This was the biggest obstacle for me, in terms of accepting what came to pass between Alyssa and Beckett. She first sees him from her bedroom window: he’s on a balcony across the street, half in shadows, wearing a mask. So she does what any sensible woman would do (????) and proceeds to strip for him. You see, Alyssa has a wild side that she keeps carefully hidden (of course, all prim-yet-sexy programmers do). At this point, I could buy the idea that he was just a masked stranger.
However, beginning the following day, Alyssa and Beckett meet regularly as business rivals, with a healthy dose of sexual tension thrown in. She’s supposedly smart and observant, which means that she should be able to notice things like build, voice, and scent. Because Beckett proceeds to seduce her not once, but twice, while wearing that mask, and she has absolutely no idea who he is. We won’t even get into the specifics of her not being nearly creeped out enough that this stranger knows her name, where she lives, and sends her expensive clothes. Bu again, he’s just wearing a mask as a disguise. Not a full-on chicken suit, not a mummy wrap (though those would make for some intriguing scenes of their own): just a mask. I’m sorry to say that my disbelief was not only not suspended, it was knocking me upside the head yelling at me to stop reading.
I have no problem with instant lust, or instant attraction. I also understand that this is a romance novel (and a Harlequin title to boot), which means that there has to be a happy ending. However, I think there can be a compromise here. Instead of blurting out “I love you” after they’ve known each other an entire week (if that) and spent many of those days either fighting over business or playing identity games, how about settling for a “let’s be together and see where this takes us”? Are those three little words really a requisite ending to every romance novel? This is an honest question, not at all snarky or sarcastic; I’m really curious to find out whether it’s a required element in writing romantic fiction. Because for me, added to the above issues, it just adds to the reasons why I don’t buy this love story.
- Style Issues
Finally, a few words about language. I’ll write a full post on this in the near future. But the preview goes something like this: if you are a writer, language is your tool set, and you need to know how it works. I’m tired of the excuse that goes something like “Well, the story is good, and there’s no need to be a snob about language.” Let’s try to transfer this to another profession: “Well, her office hours are good, and there’s no need to be a snob about anatomy.” No? How about “Well, he has a state-of-the art garage, and there’s no need to be a snob about knowing what’s under the hood.” My point being that writers, and editors, should know their language anatomy, and be able to identify word meanings and parts of speech. And, while they’re at it and because there’s some art to it, give us a little variety too.

== Problems ==
(1) Write out the part of the romance novel review starting at "However, beginning the" and ending at "to stop reading.", word for word.
(2) Condense the paragraph of the romance novel review that begins "I have no problem with instant lust" into a short bulleted list that keeps its main points.
(3) Using the romance novel review, answer yes or no for each statement, and quote the exact words of the text that decide it: (a) Alyssa first sees Beckett from her bedroom window. (b) Beckett seduces Alyssa only once while wearing the mask. (c) The question about whether "I love you" is required is meant sarcastically.
Rely only on the romance novel review for everything that follows.

== Entries supplied ==
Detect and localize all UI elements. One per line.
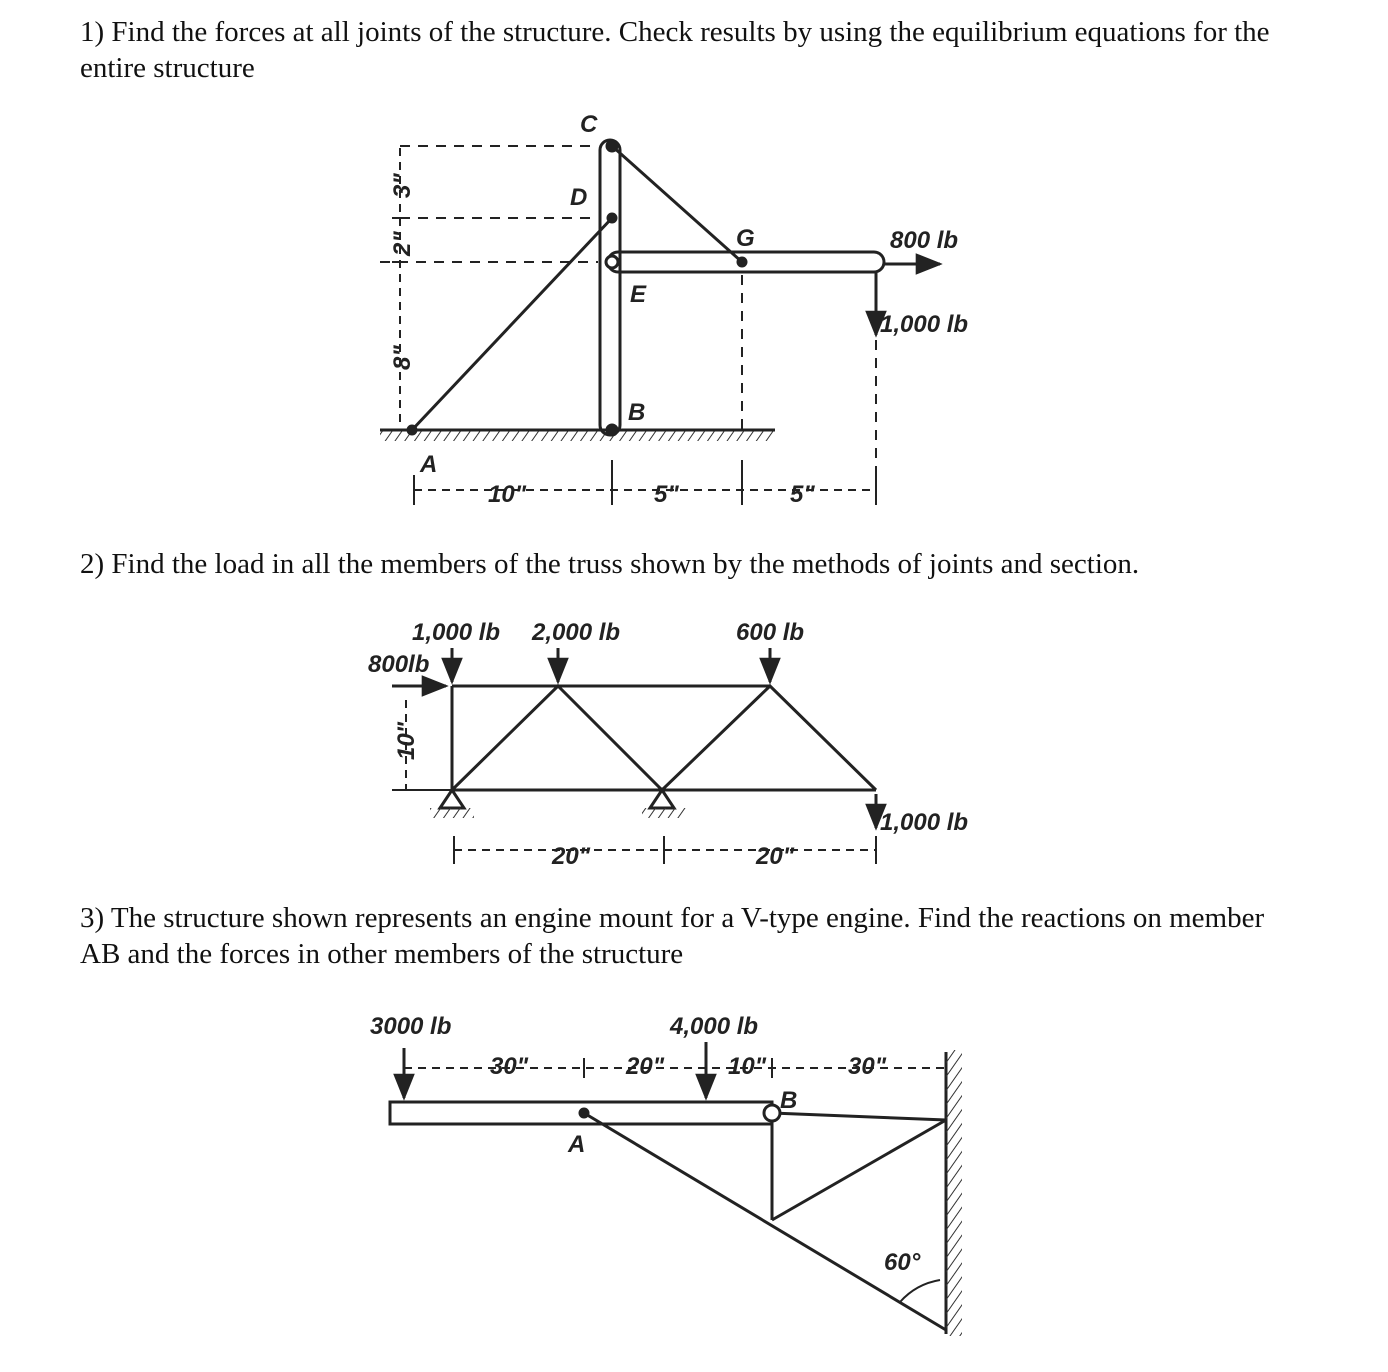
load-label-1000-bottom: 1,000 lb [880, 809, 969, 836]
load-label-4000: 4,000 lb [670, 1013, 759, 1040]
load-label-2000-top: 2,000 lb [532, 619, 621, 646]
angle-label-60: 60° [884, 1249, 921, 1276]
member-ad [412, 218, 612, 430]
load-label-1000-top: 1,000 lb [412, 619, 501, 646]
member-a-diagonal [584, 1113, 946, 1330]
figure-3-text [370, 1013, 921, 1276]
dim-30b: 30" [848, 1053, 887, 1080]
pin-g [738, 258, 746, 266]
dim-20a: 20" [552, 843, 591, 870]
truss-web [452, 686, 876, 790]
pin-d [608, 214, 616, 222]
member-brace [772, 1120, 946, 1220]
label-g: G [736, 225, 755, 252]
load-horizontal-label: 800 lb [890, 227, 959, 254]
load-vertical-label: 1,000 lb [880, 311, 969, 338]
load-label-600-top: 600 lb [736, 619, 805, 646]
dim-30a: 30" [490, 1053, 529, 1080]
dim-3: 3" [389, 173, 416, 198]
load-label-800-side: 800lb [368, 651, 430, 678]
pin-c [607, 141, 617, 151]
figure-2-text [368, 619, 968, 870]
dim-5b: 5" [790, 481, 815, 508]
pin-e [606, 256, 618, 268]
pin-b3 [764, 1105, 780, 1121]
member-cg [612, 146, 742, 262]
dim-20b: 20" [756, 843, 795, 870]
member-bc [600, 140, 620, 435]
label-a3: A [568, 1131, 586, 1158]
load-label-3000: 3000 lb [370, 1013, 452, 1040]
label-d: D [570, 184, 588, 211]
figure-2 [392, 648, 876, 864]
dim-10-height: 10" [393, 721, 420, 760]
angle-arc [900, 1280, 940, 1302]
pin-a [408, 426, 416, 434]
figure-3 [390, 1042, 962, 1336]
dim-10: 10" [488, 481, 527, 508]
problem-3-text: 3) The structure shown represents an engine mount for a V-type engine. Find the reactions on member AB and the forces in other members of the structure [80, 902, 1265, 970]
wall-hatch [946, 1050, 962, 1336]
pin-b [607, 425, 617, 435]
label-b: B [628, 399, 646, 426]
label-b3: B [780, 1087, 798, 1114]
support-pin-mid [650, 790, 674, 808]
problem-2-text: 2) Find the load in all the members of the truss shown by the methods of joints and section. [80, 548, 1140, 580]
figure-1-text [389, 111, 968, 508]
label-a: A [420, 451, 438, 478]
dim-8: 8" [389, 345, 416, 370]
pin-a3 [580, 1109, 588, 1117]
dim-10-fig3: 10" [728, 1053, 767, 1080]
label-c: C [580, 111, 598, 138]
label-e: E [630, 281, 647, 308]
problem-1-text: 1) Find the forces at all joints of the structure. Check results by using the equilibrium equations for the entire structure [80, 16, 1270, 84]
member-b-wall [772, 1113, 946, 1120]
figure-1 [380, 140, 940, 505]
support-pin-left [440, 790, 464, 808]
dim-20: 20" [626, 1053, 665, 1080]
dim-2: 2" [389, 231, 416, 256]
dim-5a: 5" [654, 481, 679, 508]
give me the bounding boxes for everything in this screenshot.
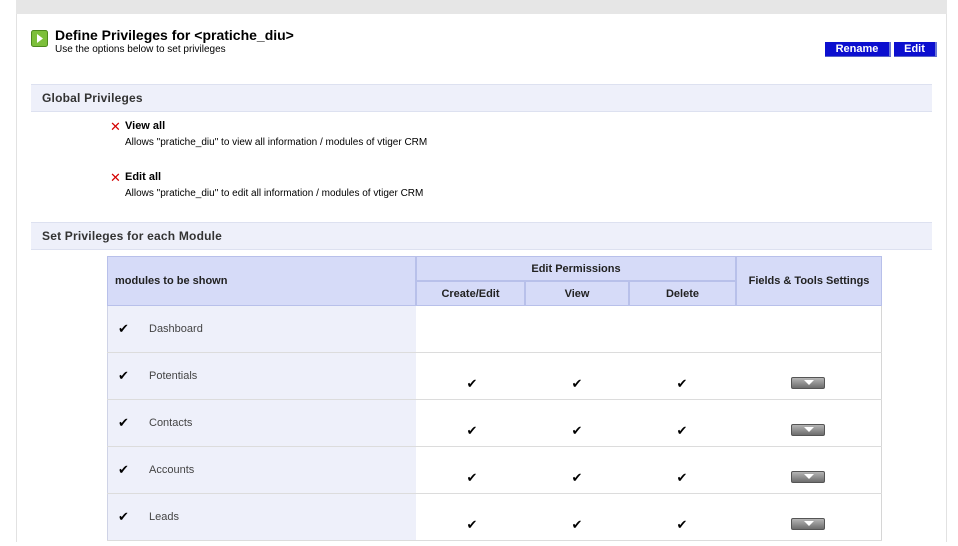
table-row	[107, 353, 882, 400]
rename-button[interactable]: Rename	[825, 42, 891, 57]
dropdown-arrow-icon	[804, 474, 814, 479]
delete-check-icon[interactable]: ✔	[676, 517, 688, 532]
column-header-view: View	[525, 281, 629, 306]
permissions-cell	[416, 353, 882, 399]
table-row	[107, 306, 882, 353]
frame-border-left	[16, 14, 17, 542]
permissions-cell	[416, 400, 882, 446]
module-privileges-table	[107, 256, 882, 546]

== Task answers ==
(1)
However, beginning the following day, Alyssa and Beckett meet regularly as business rivals, with a healthy dose of sexual tension thrown in. She’s supposedly smart and observant, which means that she should be able to notice things like build, voice, and scent. Because Beckett proceeds to seduce her not once, but twice, while wearing that mask, and she has absolutely no idea who he is. We won’t even get into the specifics of her not being nearly creeped out enough that this stranger knows her name, where she lives, and sends her expensive clothes. Bu again, he’s just wearing a mask as a disguise. Not a full-on chicken suit, not a mummy wrap (though those would make for some intriguing scenes of their own): just a mask. I’m sorry to say that my disbelief was not only not suspended, it was knocking me upside the head yelling at me to stop reading.

(2)
- Instant lust or attraction is not a problem, and a romance novel, especially a Harlequin title, must have a happy ending.
- A compromise is possible: rather than saying "I love you" after about a week of business fights and identity games, the couple could settle for "let's be together and see where this takes us."
- The question of whether those three words are required in romantic fiction is an honest one, not snarky or sarcastic.
- Together with the other issues, this ending is another reason the love story is not believable.

(3)
(a) Yes: "She first sees him from her bedroom window"
(b) No: "Beckett proceeds to seduce her not once, but twice, while wearing that mask"
(c) No: "This is an honest question, not at all snarky or sarcastic"